-- Exercise --
List all lines in the material below that contain "workload".

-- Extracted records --

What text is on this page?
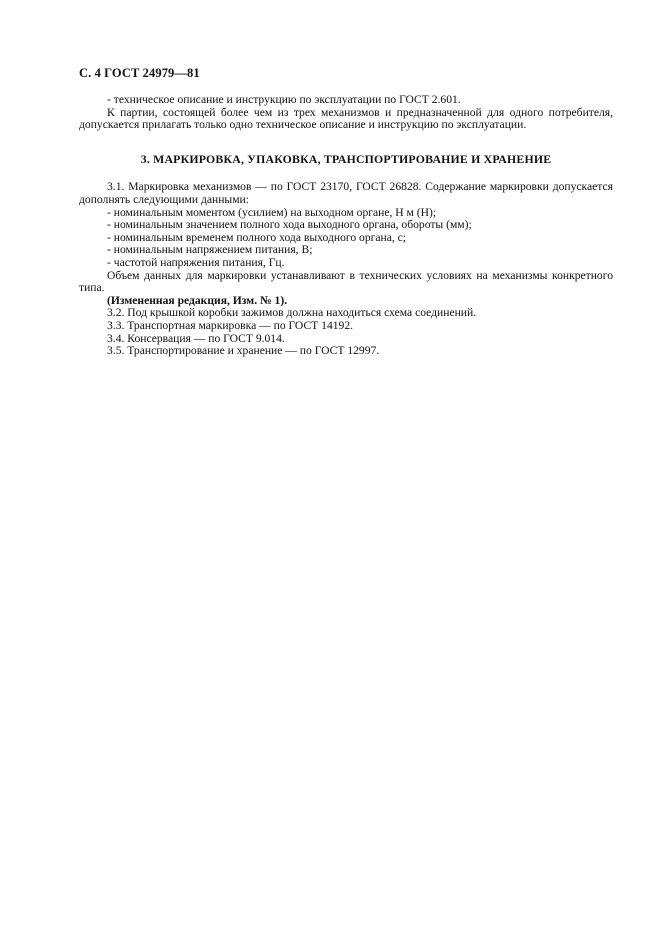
С. 4 ГОСТ 24979—81

- техническое описание и инструкцию по эксплуатации по ГОСТ 2.601.

К партии, состоящей более чем из трех механизмов и предназначенной для одного потребителя, допускается прилагать только одно техническое описание и инструкцию по эксплуатации.

3. МАРКИРОВКА, УПАКОВКА, ТРАНСПОРТИРОВАНИЕ И ХРАНЕНИЕ

3.1. Маркировка механизмов — по ГОСТ 23170, ГОСТ 26828. Содержание маркировки допускается дополнять следующими данными:

- номинальным моментом (усилием) на выходном органе, Н м (Н);

- номинальным значением полного хода выходного органа, обороты (мм);

- номинальным временем полного хода выходного органа, с;

- номинальным напряжением питания, В;

- частотой напряжения питания, Гц.

Объем данных для маркировки устанавливают в технических условиях на механизмы конкретного типа.

(Измененная редакция, Изм. № 1).

3.2. Под крышкой коробки зажимов должна находиться схема соединений.

3.3. Транспортная маркировка — по ГОСТ 14192.

3.4. Консервация — по ГОСТ 9.014.

3.5. Транспортирование и хранение — по ГОСТ 12997.
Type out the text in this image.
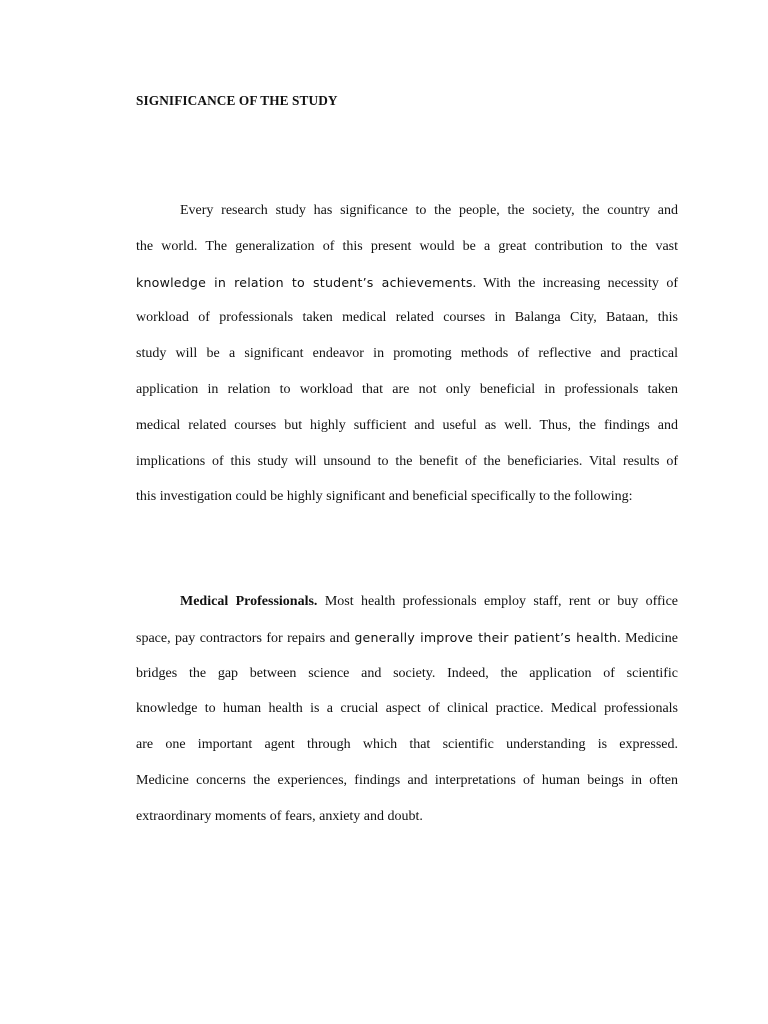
SIGNIFICANCE OF THE STUDY
Every research study has significance to the people, the society, the country and
the world. The generalization of this present would be a great contribution to the vast
knowledge in relation to student’s achievements. With the increasing necessity of
workload of professionals taken medical related courses in Balanga City, Bataan, this
study will be a significant endeavor in promoting methods of reflective and practical
application in relation to workload that are not only beneficial in professionals taken
medical related courses but highly sufficient and useful as well. Thus, the findings and
implications of this study will unsound to the benefit of the beneficiaries. Vital results of
this investigation could be highly significant and beneficial specifically to the following:
Medical Professionals. Most health professionals employ staff, rent or buy office
space, pay contractors for repairs and generally improve their patient’s health. Medicine
bridges the gap between science and society. Indeed, the application of scientific
knowledge to human health is a crucial aspect of clinical practice. Medical professionals
are one important agent through which that scientific understanding is expressed.
Medicine concerns the experiences, findings and interpretations of human beings in often
extraordinary moments of fears, anxiety and doubt.
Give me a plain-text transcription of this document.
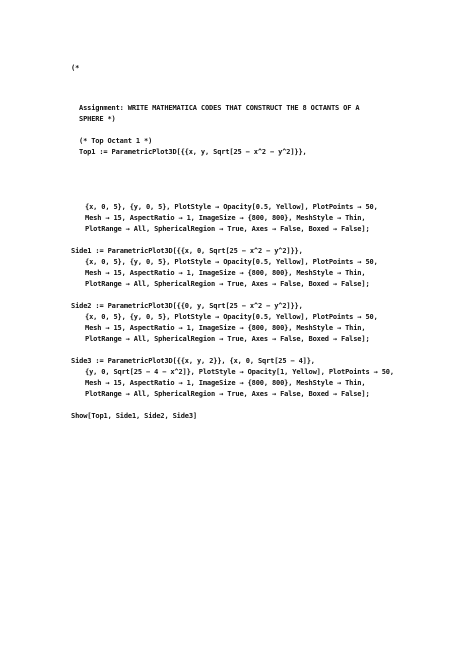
(*
Assignment: WRITE MATHEMATICA CODES THAT CONSTRUCT THE 8 OCTANTS OF A
SPHERE *)
(* Top Octant 1 *)
Top1 := ParametricPlot3D[{{x, y, Sqrt[25 − x^2 − y^2]}},
{x, 0, 5}, {y, 0, 5}, PlotStyle → Opacity[0.5, Yellow], PlotPoints → 50,
Mesh → 15, AspectRatio → 1, ImageSize → {800, 800}, MeshStyle → Thin,
PlotRange → All, SphericalRegion → True, Axes → False, Boxed → False];
Side1 := ParametricPlot3D[{{x, 0, Sqrt[25 − x^2 − y^2]}},
{x, 0, 5}, {y, 0, 5}, PlotStyle → Opacity[0.5, Yellow], PlotPoints → 50,
Mesh → 15, AspectRatio → 1, ImageSize → {800, 800}, MeshStyle → Thin,
PlotRange → All, SphericalRegion → True, Axes → False, Boxed → False];
Side2 := ParametricPlot3D[{{0, y, Sqrt[25 − x^2 − y^2]}},
{x, 0, 5}, {y, 0, 5}, PlotStyle → Opacity[0.5, Yellow], PlotPoints → 50,
Mesh → 15, AspectRatio → 1, ImageSize → {800, 800}, MeshStyle → Thin,
PlotRange → All, SphericalRegion → True, Axes → False, Boxed → False];
Side3 := ParametricPlot3D[{{x, y, 2}}, {x, 0, Sqrt[25 − 4]},
{y, 0, Sqrt[25 − 4 − x^2]}, PlotStyle → Opacity[1, Yellow], PlotPoints → 50,
Mesh → 15, AspectRatio → 1, ImageSize → {800, 800}, MeshStyle → Thin,
PlotRange → All, SphericalRegion → True, Axes → False, Boxed → False];
Show[Top1, Side1, Side2, Side3]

-- Task result --
workload of professionals taken medical related courses in Balanga City, Bataan, this
application in relation to workload that are not only beneficial in professionals taken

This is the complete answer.